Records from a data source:
= = = = =

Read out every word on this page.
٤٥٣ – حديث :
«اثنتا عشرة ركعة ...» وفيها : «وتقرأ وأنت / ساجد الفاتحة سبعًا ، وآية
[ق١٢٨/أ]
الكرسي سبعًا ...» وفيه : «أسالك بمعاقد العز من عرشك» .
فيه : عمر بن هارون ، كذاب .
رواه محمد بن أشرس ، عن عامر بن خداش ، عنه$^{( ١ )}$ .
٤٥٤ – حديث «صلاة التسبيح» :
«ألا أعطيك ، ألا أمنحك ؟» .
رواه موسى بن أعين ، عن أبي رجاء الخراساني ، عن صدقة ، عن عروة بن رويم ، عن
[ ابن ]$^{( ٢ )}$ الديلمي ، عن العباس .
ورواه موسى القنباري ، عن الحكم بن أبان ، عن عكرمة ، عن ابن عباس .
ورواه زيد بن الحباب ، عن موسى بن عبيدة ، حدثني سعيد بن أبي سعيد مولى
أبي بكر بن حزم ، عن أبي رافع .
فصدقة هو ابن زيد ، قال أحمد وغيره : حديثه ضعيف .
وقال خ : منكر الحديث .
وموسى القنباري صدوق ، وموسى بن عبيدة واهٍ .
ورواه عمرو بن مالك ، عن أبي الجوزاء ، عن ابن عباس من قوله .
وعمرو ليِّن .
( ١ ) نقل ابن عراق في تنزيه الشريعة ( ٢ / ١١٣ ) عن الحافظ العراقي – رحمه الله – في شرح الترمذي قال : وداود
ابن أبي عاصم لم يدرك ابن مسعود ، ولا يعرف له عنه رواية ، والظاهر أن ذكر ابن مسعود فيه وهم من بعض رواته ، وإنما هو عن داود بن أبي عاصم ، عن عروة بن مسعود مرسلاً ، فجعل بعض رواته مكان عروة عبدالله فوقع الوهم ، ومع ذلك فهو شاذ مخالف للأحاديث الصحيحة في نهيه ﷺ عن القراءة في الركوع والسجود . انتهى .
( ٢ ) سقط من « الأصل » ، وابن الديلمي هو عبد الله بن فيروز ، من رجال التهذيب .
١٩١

= = = = =

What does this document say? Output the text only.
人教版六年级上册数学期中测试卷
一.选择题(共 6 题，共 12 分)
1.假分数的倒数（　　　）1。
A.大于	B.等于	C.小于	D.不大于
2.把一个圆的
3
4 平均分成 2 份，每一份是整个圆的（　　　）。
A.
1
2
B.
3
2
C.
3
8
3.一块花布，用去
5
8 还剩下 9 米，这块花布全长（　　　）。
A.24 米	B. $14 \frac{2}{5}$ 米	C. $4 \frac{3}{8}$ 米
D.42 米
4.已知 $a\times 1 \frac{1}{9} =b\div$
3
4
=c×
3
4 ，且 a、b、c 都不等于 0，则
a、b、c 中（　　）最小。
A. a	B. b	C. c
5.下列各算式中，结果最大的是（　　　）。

= = = = =

**WRITTEN INSTRUCTION**
Copy each line holding the word "الديلمي" from the listing above.

**FULL RESPONSE**
[ ابن ]$^{( ٢ )}$ الديلمي ، عن العباس .
( ٢ ) سقط من « الأصل » ، وابن الديلمي هو عبد الله بن فيروز ، من رجال التهذيب .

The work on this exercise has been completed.